- **TASK STATEMENT**:
Each entry must be reproduced precisely as it stands.

= = = =

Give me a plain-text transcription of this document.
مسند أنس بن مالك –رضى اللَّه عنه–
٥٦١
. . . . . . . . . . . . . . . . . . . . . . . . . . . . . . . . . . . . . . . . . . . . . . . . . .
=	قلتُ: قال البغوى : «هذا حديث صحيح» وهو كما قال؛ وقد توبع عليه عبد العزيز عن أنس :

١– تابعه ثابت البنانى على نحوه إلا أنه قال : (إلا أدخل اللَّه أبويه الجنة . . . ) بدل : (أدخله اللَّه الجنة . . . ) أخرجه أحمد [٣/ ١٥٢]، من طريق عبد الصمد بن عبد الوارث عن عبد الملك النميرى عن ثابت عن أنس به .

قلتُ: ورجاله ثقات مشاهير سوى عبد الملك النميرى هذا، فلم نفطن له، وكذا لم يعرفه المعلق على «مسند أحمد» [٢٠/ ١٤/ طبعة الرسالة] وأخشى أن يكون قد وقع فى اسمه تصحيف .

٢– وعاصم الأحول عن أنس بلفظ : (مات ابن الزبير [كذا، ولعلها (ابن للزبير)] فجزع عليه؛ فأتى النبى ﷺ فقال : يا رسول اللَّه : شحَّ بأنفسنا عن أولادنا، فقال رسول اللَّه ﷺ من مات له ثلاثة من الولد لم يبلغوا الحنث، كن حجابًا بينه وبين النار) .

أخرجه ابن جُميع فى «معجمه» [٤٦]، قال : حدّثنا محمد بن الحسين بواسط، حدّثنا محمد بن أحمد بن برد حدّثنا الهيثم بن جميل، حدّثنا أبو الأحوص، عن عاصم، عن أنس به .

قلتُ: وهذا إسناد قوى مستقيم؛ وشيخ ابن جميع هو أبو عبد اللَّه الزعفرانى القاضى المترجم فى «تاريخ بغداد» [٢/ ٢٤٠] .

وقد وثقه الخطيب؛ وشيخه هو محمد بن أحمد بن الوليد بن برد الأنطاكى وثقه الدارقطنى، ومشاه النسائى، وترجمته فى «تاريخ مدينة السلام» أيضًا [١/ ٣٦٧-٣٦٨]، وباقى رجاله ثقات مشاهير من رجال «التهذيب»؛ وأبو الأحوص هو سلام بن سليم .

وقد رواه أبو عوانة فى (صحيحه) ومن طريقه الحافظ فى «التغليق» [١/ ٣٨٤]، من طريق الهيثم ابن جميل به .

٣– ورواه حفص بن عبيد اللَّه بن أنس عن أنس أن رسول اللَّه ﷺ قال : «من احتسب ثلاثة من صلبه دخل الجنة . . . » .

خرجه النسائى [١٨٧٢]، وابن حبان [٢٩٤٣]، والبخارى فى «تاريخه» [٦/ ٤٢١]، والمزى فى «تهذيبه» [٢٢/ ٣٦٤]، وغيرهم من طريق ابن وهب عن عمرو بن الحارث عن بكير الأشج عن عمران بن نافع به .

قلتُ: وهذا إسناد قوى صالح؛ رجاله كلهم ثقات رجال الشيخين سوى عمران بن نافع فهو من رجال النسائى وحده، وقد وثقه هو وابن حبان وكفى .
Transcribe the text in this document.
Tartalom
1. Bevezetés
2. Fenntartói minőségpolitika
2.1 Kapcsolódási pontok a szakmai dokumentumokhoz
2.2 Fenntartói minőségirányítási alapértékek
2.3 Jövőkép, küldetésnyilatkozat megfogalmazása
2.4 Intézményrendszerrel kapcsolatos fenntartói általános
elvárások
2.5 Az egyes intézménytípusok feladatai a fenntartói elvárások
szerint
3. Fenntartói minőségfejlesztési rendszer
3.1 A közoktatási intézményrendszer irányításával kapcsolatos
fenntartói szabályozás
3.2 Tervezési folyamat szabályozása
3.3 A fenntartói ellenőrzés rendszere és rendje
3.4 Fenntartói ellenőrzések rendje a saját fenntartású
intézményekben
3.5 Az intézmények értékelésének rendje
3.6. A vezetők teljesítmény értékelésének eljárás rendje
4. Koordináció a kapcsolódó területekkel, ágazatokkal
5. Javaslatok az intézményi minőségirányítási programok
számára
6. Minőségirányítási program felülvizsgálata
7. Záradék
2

= = = =

- **RESPONSE TO THE TASK**:
Give me a plain-text transcription of this document.
مسند أنس بن مالك –رضى اللَّه عنه–
٥٦١
. . . . . . . . . . . . . . . . . . . . . . . . . . . . . . . . . . . . . . . . . . . . . . . . . .
=	قلتُ: قال البغوى : «هذا حديث صحيح» وهو كما قال؛ وقد توبع عليه عبد العزيز عن أنس :

١– تابعه ثابت البنانى على نحوه إلا أنه قال : (إلا أدخل اللَّه أبويه الجنة . . . ) بدل : (أدخله اللَّه الجنة . . . ) أخرجه أحمد [٣/ ١٥٢]، من طريق عبد الصمد بن عبد الوارث عن عبد الملك النميرى عن ثابت عن أنس به .

قلتُ: ورجاله ثقات مشاهير سوى عبد الملك النميرى هذا، فلم نفطن له، وكذا لم يعرفه المعلق على «مسند أحمد» [٢٠/ ١٤/ طبعة الرسالة] وأخشى أن يكون قد وقع فى اسمه تصحيف .

٢– وعاصم الأحول عن أنس بلفظ : (مات ابن الزبير [كذا، ولعلها (ابن للزبير)] فجزع عليه؛ فأتى النبى ﷺ فقال : يا رسول اللَّه : شحَّ بأنفسنا عن أولادنا، فقال رسول اللَّه ﷺ من مات له ثلاثة من الولد لم يبلغوا الحنث، كن حجابًا بينه وبين النار) .

أخرجه ابن جُميع فى «معجمه» [٤٦]، قال : حدّثنا محمد بن الحسين بواسط، حدّثنا محمد بن أحمد بن برد حدّثنا الهيثم بن جميل، حدّثنا أبو الأحوص، عن عاصم، عن أنس به .

قلتُ: وهذا إسناد قوى مستقيم؛ وشيخ ابن جميع هو أبو عبد اللَّه الزعفرانى القاضى المترجم فى «تاريخ بغداد» [٢/ ٢٤٠] .

وقد وثقه الخطيب؛ وشيخه هو محمد بن أحمد بن الوليد بن برد الأنطاكى وثقه الدارقطنى، ومشاه النسائى، وترجمته فى «تاريخ مدينة السلام» أيضًا [١/ ٣٦٧-٣٦٨]، وباقى رجاله ثقات مشاهير من رجال «التهذيب»؛ وأبو الأحوص هو سلام بن سليم .

وقد رواه أبو عوانة فى (صحيحه) ومن طريقه الحافظ فى «التغليق» [١/ ٣٨٤]، من طريق الهيثم ابن جميل به .

٣– ورواه حفص بن عبيد اللَّه بن أنس عن أنس أن رسول اللَّه ﷺ قال : «من احتسب ثلاثة من صلبه دخل الجنة . . . » .

خرجه النسائى [١٨٧٢]، وابن حبان [٢٩٤٣]، والبخارى فى «تاريخه» [٦/ ٤٢١]، والمزى فى «تهذيبه» [٢٢/ ٣٦٤]، وغيرهم من طريق ابن وهب عن عمرو بن الحارث عن بكير الأشج عن عمران بن نافع به .

قلتُ: وهذا إسناد قوى صالح؛ رجاله كلهم ثقات رجال الشيخين سوى عمران بن نافع فهو من رجال النسائى وحده، وقد وثقه هو وابن حبان وكفى .
Transcribe the text in this document.
Tartalom
1. Bevezetés
2. Fenntartói minőségpolitika
2.1 Kapcsolódási pontok a szakmai dokumentumokhoz
2.2 Fenntartói minőségirányítási alapértékek
2.3 Jövőkép, küldetésnyilatkozat megfogalmazása
2.4 Intézményrendszerrel kapcsolatos fenntartói általános
elvárások
2.5 Az egyes intézménytípusok feladatai a fenntartói elvárások
szerint
3. Fenntartói minőségfejlesztési rendszer
3.1 A közoktatási intézményrendszer irányításával kapcsolatos
fenntartói szabályozás
3.2 Tervezési folyamat szabályozása
3.3 A fenntartói ellenőrzés rendszere és rendje
3.4 Fenntartói ellenőrzések rendje a saját fenntartású
intézményekben
3.5 Az intézmények értékelésének rendje
3.6. A vezetők teljesítmény értékelésének eljárás rendje
4. Koordináció a kapcsolódó területekkel, ágazatokkal
5. Javaslatok az intézményi minőségirányítási programok
számára
6. Minőségirányítási program felülvizsgálata
7. Záradék
2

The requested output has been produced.